### [Task statement]
Scan the material for the word "PPUANG", and copy each line where it shows up.

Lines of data

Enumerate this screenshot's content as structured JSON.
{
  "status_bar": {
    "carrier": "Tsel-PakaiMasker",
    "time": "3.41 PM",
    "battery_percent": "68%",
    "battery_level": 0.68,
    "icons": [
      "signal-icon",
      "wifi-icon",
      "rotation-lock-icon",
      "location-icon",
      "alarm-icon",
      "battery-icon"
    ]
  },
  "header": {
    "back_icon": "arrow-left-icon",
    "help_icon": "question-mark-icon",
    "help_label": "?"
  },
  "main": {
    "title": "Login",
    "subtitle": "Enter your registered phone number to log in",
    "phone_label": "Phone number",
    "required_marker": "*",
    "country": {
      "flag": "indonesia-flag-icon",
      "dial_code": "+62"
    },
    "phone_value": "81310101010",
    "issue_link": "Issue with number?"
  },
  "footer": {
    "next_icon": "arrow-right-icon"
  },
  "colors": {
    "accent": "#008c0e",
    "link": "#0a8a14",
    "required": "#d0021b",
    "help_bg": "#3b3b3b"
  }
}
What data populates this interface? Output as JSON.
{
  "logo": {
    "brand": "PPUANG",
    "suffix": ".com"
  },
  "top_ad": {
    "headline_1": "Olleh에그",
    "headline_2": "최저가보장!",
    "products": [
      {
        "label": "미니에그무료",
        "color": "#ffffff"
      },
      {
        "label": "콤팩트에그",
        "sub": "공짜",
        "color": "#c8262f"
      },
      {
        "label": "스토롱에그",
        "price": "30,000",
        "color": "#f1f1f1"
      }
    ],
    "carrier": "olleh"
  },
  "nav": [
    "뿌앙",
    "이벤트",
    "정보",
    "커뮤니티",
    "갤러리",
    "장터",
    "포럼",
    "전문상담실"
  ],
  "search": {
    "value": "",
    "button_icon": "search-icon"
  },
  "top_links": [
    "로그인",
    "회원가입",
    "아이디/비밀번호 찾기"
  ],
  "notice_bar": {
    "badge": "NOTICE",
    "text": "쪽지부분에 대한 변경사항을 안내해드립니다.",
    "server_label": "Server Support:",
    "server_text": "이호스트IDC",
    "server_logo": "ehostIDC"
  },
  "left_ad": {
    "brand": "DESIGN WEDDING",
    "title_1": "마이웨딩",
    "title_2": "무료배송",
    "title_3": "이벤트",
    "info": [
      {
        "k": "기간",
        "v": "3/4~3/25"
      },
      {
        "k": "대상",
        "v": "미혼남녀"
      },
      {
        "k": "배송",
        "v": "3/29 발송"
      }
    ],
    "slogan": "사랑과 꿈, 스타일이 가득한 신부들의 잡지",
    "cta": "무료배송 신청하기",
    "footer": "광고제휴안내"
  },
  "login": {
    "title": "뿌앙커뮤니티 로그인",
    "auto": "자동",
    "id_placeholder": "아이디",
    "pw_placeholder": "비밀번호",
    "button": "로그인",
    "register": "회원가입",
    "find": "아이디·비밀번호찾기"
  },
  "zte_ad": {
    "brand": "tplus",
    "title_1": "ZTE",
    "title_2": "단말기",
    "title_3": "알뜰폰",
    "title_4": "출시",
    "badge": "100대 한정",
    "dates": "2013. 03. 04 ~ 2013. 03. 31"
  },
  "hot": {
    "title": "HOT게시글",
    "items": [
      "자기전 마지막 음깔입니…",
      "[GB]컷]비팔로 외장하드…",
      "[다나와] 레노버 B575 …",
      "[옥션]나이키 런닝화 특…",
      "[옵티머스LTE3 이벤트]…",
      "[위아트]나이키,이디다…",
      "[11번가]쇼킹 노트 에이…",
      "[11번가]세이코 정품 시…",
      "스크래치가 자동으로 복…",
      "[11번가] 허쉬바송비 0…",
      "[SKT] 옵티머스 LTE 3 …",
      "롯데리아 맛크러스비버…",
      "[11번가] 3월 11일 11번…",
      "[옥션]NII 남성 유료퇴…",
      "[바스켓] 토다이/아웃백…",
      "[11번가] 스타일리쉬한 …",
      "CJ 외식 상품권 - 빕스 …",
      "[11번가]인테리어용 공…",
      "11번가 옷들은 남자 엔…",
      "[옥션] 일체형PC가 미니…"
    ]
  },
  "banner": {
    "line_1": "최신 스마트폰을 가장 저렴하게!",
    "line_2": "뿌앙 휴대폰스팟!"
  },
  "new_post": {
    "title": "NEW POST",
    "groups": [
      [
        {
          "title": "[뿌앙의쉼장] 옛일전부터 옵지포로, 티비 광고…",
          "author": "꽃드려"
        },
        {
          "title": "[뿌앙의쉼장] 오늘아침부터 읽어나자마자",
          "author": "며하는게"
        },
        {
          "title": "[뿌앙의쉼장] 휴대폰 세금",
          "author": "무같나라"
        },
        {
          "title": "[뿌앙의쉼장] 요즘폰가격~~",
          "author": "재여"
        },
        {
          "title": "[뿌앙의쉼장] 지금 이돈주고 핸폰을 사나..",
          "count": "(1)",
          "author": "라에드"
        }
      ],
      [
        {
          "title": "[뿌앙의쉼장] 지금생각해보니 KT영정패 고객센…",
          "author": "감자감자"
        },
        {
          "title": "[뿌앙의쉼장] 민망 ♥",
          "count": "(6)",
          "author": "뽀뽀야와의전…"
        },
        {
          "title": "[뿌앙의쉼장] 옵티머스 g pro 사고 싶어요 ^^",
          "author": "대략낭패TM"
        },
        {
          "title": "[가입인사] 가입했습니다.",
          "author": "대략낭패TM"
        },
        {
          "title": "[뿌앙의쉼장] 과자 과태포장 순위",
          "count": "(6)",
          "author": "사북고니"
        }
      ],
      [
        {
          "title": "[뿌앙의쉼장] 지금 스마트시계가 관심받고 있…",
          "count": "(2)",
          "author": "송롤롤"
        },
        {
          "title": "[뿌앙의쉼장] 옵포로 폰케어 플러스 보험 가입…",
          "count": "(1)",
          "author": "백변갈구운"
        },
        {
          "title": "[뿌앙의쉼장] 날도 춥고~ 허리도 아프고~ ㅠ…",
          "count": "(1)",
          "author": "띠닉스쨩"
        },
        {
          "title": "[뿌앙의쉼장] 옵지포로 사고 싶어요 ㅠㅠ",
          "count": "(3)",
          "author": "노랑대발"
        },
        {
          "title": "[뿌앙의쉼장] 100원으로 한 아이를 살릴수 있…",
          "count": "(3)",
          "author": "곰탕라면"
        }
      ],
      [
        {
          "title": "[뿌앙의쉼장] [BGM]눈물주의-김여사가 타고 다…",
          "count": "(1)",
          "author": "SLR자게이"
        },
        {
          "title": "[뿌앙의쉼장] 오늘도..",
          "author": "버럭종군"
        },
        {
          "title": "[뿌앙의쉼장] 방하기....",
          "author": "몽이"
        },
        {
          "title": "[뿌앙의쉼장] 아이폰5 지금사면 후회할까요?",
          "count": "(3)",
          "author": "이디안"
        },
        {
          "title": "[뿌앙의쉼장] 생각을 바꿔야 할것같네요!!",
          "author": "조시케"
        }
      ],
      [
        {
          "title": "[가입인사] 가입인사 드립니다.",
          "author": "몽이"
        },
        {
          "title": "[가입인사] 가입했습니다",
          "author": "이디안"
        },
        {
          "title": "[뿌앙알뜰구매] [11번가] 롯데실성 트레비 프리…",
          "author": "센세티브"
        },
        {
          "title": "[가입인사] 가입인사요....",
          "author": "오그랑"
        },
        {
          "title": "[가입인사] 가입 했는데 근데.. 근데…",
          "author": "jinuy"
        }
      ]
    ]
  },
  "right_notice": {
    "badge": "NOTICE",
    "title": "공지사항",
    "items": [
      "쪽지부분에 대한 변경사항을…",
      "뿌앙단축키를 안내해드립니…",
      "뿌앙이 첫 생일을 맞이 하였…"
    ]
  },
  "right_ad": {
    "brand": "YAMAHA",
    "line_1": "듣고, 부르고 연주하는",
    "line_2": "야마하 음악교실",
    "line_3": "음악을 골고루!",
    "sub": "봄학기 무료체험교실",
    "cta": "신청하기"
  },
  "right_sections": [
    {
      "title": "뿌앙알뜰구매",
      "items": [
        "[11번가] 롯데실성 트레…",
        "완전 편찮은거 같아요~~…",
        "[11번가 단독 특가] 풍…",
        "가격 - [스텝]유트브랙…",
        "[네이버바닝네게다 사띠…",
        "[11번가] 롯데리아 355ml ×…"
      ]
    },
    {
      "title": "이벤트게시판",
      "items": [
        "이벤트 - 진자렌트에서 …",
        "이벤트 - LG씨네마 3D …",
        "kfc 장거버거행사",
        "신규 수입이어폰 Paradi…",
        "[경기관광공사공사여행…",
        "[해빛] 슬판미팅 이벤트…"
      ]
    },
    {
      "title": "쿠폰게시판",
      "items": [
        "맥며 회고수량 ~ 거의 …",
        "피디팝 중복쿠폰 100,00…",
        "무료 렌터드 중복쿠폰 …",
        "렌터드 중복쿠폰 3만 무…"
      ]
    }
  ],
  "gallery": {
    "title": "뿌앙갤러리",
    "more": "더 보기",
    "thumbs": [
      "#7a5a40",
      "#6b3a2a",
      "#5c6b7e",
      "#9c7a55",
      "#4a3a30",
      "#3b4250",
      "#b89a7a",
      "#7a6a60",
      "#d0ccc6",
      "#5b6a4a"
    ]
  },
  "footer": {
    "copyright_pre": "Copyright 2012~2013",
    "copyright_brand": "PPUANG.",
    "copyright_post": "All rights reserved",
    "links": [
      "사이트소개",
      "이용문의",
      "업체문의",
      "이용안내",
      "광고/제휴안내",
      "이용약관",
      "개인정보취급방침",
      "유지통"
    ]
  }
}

### [Correct result]
    "brand": "PPUANG",
    "copyright_brand": "PPUANG.",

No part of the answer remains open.